PARTS OF THE EXERCISE>
- A) Name every person the supplied text identifies by name, counting each person once.
- B) From the supplied text, return the passage from "By: Mr. Wilson on September 11, 2007" up to and including "of humor, folks.", copied word for word.

SUPPLIED TEXT>
By: Mr. Wilson on September 12, 2007
You may or may not be familiar with the names Tory Bowen and Pamir Safi, but I'll bet you've at least heard about the rape trial in which the judge banned the word "rape". Yesterday, Ms. Bowen and her attorney got smacked around by U.S. District Judge Richard Kopf for filing a lawsuit against the trial judge regarding the language ban. What surprises me most about this whole mess is that the issue of language bans in the courtroom isn't pretty much settled. It makes perfect sense to me that there should be limits on what an accuser can present as "fact" against the defendant. After all, determining facts is what the court process is all about. I'm no legal scholar so I won't pretend to know where those lines should be drawn. But it seems intuitive that some limits are in the best interest of the justice process. Thus, I'm surprised there aren't some relatively standardized guidelines governing what can and cannot be said in different contexts.

When Memory Fails

By: Mr. Wilson on September 11, 2007
I feel tremendous sympathy for the family of Ivan Havlovic, whose 10-block trip turned into a journey to Kansas. My grandfather did something very similar many years ago. By sheer coincidence, he happened to run out of gas in just the right place. The State Trooper who found my grandfather recognized his name, so he called my cousin, who was also a Trooper, and who lived nearby. Everything turned out well, but grandpa never drove again. Years of mental decline followed. It sounds like a terrible story, and to some degree it is. But my grandpa was happy as a clam holed up in his own little world. That's worth something, right? Anyway, good luck to Mr. Havlovic's family. Keep a sense of humor, folks.

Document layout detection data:
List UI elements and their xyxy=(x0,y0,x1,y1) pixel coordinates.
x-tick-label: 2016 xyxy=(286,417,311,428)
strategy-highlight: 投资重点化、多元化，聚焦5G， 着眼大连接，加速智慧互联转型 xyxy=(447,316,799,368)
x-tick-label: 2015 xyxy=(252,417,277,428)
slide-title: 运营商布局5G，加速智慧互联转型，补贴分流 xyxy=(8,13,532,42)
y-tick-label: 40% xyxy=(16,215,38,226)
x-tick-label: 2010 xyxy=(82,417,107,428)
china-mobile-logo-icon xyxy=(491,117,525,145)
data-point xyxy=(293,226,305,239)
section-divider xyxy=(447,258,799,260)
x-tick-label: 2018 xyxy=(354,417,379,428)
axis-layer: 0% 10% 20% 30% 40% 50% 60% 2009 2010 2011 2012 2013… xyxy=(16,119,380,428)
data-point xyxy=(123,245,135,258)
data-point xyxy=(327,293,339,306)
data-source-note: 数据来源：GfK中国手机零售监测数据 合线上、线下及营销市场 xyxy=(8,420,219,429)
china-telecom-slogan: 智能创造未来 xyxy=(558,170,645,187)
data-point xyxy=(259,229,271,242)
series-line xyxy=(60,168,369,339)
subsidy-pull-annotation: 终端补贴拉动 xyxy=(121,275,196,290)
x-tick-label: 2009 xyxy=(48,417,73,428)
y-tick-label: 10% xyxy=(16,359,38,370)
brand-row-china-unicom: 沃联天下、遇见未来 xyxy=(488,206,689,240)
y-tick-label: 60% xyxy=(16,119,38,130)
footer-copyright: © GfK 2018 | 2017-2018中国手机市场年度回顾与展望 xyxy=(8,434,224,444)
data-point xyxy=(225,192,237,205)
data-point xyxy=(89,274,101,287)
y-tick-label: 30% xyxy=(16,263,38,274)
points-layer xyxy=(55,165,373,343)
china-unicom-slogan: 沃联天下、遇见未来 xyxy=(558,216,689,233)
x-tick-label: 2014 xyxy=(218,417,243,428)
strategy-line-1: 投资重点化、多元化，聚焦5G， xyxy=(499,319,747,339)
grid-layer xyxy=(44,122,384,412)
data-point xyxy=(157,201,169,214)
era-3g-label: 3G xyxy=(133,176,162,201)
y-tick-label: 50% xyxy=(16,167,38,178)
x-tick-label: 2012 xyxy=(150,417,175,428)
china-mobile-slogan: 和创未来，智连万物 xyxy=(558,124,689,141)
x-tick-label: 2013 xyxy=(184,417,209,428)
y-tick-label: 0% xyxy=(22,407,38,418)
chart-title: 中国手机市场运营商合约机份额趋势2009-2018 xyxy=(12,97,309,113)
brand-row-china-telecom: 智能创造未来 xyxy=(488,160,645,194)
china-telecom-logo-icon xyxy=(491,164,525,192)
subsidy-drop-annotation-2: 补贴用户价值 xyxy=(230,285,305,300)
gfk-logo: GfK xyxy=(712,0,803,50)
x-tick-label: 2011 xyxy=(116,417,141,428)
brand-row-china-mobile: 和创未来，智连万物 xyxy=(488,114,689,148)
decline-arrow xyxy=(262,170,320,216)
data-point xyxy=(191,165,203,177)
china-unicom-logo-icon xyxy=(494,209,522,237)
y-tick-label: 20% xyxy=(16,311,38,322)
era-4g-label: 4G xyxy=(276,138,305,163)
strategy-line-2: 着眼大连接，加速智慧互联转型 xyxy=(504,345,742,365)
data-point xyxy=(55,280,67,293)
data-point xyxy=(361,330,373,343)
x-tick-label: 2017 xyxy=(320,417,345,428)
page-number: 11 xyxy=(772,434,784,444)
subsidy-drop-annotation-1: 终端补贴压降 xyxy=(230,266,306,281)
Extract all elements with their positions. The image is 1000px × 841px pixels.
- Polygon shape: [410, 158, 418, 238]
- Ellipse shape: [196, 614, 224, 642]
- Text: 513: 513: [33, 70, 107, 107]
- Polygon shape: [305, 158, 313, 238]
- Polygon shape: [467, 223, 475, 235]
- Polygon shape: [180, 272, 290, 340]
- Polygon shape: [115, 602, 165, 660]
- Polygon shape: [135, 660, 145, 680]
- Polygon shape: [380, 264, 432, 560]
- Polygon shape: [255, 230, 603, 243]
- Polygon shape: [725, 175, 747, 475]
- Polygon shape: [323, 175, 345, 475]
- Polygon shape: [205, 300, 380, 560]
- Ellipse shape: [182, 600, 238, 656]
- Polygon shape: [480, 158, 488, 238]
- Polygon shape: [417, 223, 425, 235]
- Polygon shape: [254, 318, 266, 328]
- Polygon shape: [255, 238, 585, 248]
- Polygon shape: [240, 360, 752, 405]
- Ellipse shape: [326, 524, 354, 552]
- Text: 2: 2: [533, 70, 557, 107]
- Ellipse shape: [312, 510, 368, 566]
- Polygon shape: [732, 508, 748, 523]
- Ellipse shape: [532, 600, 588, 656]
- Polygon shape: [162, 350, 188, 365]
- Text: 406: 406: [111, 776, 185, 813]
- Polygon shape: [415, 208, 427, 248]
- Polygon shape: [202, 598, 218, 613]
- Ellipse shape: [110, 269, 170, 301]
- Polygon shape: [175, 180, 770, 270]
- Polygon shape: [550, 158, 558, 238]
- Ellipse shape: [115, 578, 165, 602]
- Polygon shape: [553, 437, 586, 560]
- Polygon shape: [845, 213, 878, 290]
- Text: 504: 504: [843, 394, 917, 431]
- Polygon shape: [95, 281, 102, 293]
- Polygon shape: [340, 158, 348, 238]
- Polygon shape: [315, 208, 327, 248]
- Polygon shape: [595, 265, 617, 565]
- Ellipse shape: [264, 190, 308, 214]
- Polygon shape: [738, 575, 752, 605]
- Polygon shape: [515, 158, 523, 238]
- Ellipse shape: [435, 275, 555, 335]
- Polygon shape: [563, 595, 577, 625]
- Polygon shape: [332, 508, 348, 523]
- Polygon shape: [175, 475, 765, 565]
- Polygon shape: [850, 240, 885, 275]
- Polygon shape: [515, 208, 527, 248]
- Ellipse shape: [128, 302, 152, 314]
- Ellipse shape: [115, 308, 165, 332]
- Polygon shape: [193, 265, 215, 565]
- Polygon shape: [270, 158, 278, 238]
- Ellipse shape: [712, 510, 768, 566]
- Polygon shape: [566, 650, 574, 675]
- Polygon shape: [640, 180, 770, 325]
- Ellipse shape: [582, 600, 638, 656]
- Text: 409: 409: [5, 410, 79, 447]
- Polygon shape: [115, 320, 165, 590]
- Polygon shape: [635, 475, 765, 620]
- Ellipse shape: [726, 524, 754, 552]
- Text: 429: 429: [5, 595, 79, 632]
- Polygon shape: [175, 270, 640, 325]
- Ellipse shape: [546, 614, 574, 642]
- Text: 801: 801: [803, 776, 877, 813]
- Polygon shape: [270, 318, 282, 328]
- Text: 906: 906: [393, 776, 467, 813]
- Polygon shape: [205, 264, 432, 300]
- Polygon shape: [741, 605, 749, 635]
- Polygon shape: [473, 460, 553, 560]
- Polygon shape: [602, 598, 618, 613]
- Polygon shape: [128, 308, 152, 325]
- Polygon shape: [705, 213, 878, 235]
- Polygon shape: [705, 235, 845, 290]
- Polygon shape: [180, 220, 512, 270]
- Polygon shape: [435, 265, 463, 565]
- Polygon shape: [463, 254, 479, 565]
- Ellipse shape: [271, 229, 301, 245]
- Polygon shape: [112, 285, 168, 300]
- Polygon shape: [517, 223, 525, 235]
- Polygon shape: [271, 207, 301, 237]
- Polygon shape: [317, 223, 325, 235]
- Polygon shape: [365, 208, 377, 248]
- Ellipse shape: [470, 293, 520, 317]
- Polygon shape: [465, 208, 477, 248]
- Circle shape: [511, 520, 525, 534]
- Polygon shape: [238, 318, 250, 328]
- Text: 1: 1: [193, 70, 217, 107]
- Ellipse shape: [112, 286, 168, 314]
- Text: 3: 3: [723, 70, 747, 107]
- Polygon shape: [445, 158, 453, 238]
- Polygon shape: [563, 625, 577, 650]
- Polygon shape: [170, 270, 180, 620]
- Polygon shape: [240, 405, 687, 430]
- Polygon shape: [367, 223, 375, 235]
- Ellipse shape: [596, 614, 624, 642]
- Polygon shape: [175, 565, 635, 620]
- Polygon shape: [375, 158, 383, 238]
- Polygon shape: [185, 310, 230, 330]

ACTIVITY ANSWERS>
- A) Mr. Wilson, Tory Bowen, Pamir Safi, Richard Kopf, Ivan Havlovic

- B)
By: Mr. Wilson on September 11, 2007
I feel tremendous sympathy for the family of Ivan Havlovic, whose 10-block trip turned into a journey to Kansas. My grandfather did something very similar many years ago. By sheer coincidence, he happened to run out of gas in just the right place. The State Trooper who found my grandfather recognized his name, so he called my cousin, who was also a Trooper, and who lived nearby. Everything turned out well, but grandpa never drove again. Years of mental decline followed. It sounds like a terrible story, and to some degree it is. But my grandpa was happy as a clam holed up in his own little world. That's worth something, right? Anyway, good luck to Mr. Havlovic's family. Keep a sense of humor, folks.